>> begin PROVIDED INFORMATION

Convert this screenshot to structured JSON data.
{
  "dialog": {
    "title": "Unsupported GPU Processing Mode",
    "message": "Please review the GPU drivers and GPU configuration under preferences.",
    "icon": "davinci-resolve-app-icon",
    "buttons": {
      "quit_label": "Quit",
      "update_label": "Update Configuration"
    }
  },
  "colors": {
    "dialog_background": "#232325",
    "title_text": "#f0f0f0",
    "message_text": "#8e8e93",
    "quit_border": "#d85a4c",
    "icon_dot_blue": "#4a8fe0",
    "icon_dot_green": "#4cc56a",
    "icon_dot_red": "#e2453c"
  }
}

>> end PROVIDED INFORMATION

■ WHAT IS ASKED
Write every entry out again exactly.

■ ANSWER IN FULL
Convert this screenshot to structured JSON data.
{
  "dialog": {
    "title": "Unsupported GPU Processing Mode",
    "message": "Please review the GPU drivers and GPU configuration under preferences.",
    "icon": "davinci-resolve-app-icon",
    "buttons": {
      "quit_label": "Quit",
      "update_label": "Update Configuration"
    }
  },
  "colors": {
    "dialog_background": "#232325",
    "title_text": "#f0f0f0",
    "message_text": "#8e8e93",
    "quit_border": "#d85a4c",
    "icon_dot_blue": "#4a8fe0",
    "icon_dot_green": "#4cc56a",
    "icon_dot_red": "#e2453c"
  }
}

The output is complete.